*Data provided*:
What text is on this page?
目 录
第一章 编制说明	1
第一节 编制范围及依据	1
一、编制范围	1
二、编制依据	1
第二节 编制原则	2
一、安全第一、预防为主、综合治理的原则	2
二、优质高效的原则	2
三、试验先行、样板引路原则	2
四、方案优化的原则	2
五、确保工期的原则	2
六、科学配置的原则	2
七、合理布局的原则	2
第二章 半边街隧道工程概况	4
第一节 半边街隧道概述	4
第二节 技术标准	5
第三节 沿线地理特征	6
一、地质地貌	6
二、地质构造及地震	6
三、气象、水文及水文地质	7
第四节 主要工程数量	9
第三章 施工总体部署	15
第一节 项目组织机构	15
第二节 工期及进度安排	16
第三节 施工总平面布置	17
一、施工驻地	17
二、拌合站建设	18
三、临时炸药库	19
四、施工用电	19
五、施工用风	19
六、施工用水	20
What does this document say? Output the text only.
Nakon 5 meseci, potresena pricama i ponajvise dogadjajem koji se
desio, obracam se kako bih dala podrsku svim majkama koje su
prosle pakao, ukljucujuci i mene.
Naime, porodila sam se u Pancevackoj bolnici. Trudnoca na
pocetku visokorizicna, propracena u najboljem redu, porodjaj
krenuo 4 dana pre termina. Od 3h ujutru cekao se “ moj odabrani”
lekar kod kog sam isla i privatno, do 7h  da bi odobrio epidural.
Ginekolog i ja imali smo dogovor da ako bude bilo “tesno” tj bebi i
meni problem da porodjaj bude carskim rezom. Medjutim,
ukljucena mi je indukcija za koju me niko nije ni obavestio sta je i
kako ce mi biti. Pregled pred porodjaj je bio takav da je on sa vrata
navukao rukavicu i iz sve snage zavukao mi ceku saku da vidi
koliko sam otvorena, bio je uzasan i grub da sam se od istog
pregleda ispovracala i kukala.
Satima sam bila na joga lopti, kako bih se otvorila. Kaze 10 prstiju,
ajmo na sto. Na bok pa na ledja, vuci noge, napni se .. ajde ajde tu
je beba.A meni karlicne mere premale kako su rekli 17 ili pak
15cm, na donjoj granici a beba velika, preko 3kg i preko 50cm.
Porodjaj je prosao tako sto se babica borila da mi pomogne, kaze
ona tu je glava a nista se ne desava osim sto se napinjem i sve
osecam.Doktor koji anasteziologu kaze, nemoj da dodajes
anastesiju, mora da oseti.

*To be done*: Where a line of the records above holds the word "What", copy that line.

*Task response*:
What text is on this page?
What does this document say? Output the text only.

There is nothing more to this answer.